Copy out all lines that hold "mundo".

Stored entries
════

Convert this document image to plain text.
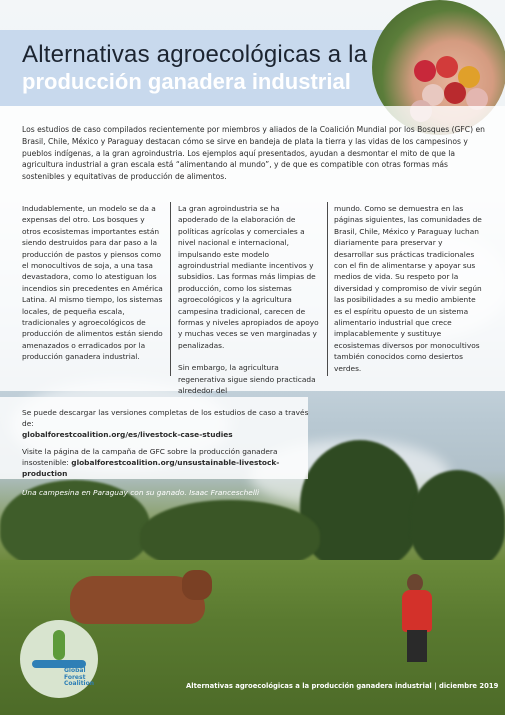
Alternativas agroecológicas a la
producción ganadera industrial
Los estudios de caso compilados recientemente por miembros y aliados de la Coalición Mundial por los Bosques (GFC) en Brasil, Chile, México y Paraguay destacan cómo se sirve en bandeja de plata la tierra y las vidas de los campesinos y pueblos indígenas, a la gran agroindustria. Los ejemplos aquí presentados, ayudan a desmontar el mito de que la agricultura industrial a gran escala está “alimentando al mundo”, y de que es compatible con otras formas más sostenibles y equitativas de producción de alimentos.

Indudablemente, un modelo se da a expensas del otro. Los bosques y otros ecosistemas importantes están siendo destruidos para dar paso a la producción de pastos y piensos como el monocultivos de soja, a una tasa devastadora, como lo atestiguan los incendios sin precedentes en América Latina. Al mismo tiempo, los sistemas locales, de pequeña escala, tradicionales y agroecológicos de producción de alimentos están siendo amenazados o erradicados por la producción ganadera industrial.

La gran agroindustria se ha apoderado de la elaboración de políticas agrícolas y comerciales a nivel nacional e internacional, impulsando este modelo agroindustrial mediante incentivos y subsidios. Las formas más limpias de producción, como los sistemas agroecológicos y la agricultura campesina tradicional, carecen de formas y niveles apropiados de apoyo y muchas veces se ven marginadas y penalizadas.

Sin embargo, la agricultura regenerativa sigue siendo practicada alrededor del

mundo. Como se demuestra en las páginas siguientes, las comunidades de Brasil, Chile, México y Paraguay luchan diariamente para preservar y desarrollar sus prácticas tradicionales con el fin de alimentarse y apoyar sus medios de vida. Su respeto por la diversidad y compromiso de vivir según las posibilidades a su medio ambiente es el espíritu opuesto de un sistema alimentario industrial que crece implacablemente y sustituye ecosistemas diversos por monocultivos también conocidos como desiertos verdes.

Se puede descargar las versiones completas de los estudios de caso a través de:
globalforestcoalition.org/es/livestock-case-studies
Visite la página de la campaña de GFC sobre la producción ganadera
insostenible: globalforestcoalition.org/unsustainable-livestock-production
Una campesina en Paraguay con su ganado. Isaac Franceschelli
Global
Forest
Coalition	Alternativas agroecológicas a la producción ganadera industrial | diciembre 2019
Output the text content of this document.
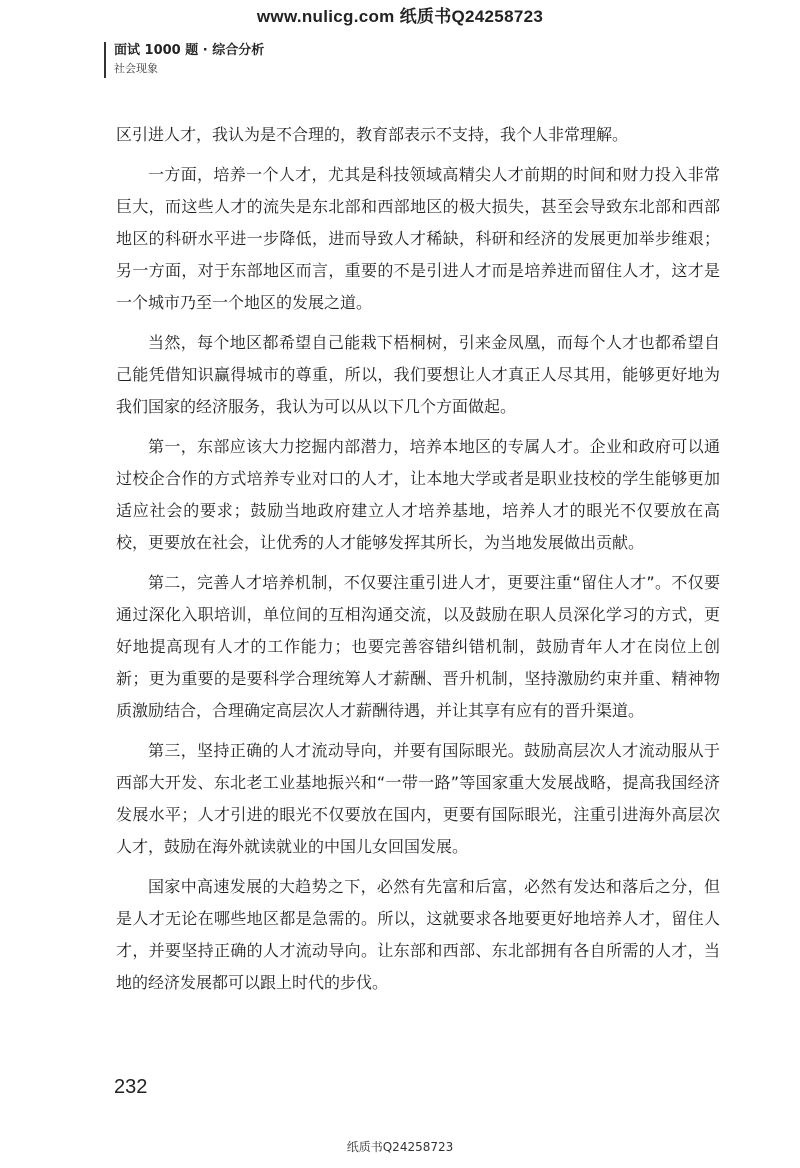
www.nulicg.com 纸质书Q24258723
面试 1000 题 · 综合分析
社会现象

区引进人才，我认为是不合理的，教育部表示不支持，我个人非常理解。

一方面，培养一个人才，尤其是科技领域高精尖人才前期的时间和财力投入非常巨大，而这些人才的流失是东北部和西部地区的极大损失，甚至会导致东北部和西部地区的科研水平进一步降低，进而导致人才稀缺，科研和经济的发展更加举步维艰；另一方面，对于东部地区而言，重要的不是引进人才而是培养进而留住人才，这才是一个城市乃至一个地区的发展之道。

当然，每个地区都希望自己能栽下梧桐树，引来金凤凰，而每个人才也都希望自己能凭借知识赢得城市的尊重，所以，我们要想让人才真正人尽其用，能够更好地为我们国家的经济服务，我认为可以从以下几个方面做起。

第一，东部应该大力挖掘内部潜力，培养本地区的专属人才。企业和政府可以通过校企合作的方式培养专业对口的人才，让本地大学或者是职业技校的学生能够更加适应社会的要求；鼓励当地政府建立人才培养基地，培养人才的眼光不仅要放在高校，更要放在社会，让优秀的人才能够发挥其所长，为当地发展做出贡献。

第二，完善人才培养机制，不仅要注重引进人才，更要注重“留住人才”。不仅要通过深化入职培训，单位间的互相沟通交流，以及鼓励在职人员深化学习的方式，更好地提高现有人才的工作能力；也要完善容错纠错机制，鼓励青年人才在岗位上创新；更为重要的是要科学合理统筹人才薪酬、晋升机制，坚持激励约束并重、精神物质激励结合，合理确定高层次人才薪酬待遇，并让其享有应有的晋升渠道。

第三，坚持正确的人才流动导向，并要有国际眼光。鼓励高层次人才流动服从于西部大开发、东北老工业基地振兴和“一带一路”等国家重大发展战略，提高我国经济发展水平；人才引进的眼光不仅要放在国内，更要有国际眼光，注重引进海外高层次人才，鼓励在海外就读就业的中国儿女回国发展。

国家中高速发展的大趋势之下，必然有先富和后富，必然有发达和落后之分，但是人才无论在哪些地区都是急需的。所以，这就要求各地要更好地培养人才，留住人才，并要坚持正确的人才流动导向。让东部和西部、东北部拥有各自所需的人才，当地的经济发展都可以跟上时代的步伐。

232
纸质书Q24258723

════

• EXPECTED ANSWER:
Los estudios de caso compilados recientemente por miembros y aliados de la Coalición Mundial por los Bosques (GFC) en Brasil, Chile, México y Paraguay destacan cómo se sirve en bandeja de plata la tierra y las vidas de los campesinos y pueblos indígenas, a la gran agroindustria. Los ejemplos aquí presentados, ayudan a desmontar el mito de que la agricultura industrial a gran escala está “alimentando al mundo”, y de que es compatible con otras formas más sostenibles y equitativas de producción de alimentos.
mundo. Como se demuestra en las páginas siguientes, las comunidades de Brasil, Chile, México y Paraguay luchan diariamente para preservar y desarrollar sus prácticas tradicionales con el fin de alimentarse y apoyar sus medios de vida. Su respeto por la diversidad y compromiso de vivir según las posibilidades a su medio ambiente es el espíritu opuesto de un sistema alimentario industrial que crece implacablemente y sustituye ecosistemas diversos por monocultivos también conocidos como desiertos verdes.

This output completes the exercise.